Goal
Each line below should be quoted exactly, please.
>> BEGIN Supplied records
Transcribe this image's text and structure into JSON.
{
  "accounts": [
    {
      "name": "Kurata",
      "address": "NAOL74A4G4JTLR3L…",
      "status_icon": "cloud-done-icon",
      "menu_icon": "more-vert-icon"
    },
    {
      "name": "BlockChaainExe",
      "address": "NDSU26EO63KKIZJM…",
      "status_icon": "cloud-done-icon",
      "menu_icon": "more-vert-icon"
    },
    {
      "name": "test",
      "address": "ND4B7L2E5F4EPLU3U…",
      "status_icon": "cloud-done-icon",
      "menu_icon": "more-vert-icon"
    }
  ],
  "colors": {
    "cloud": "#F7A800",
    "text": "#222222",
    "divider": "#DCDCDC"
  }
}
>> END Supplied records
Result for this exercise
Transcribe this image's text and structure into JSON.
{
  "accounts": [
    {
      "name": "Kurata",
      "address": "NAOL74A4G4JTLR3L…",
      "status_icon": "cloud-done-icon",
      "menu_icon": "more-vert-icon"
    },
    {
      "name": "BlockChaainExe",
      "address": "NDSU26EO63KKIZJM…",
      "status_icon": "cloud-done-icon",
      "menu_icon": "more-vert-icon"
    },
    {
      "name": "test",
      "address": "ND4B7L2E5F4EPLU3U…",
      "status_icon": "cloud-done-icon",
      "menu_icon": "more-vert-icon"
    }
  ],
  "colors": {
    "cloud": "#F7A800",
    "text": "#222222",
    "divider": "#DCDCDC"
  }
}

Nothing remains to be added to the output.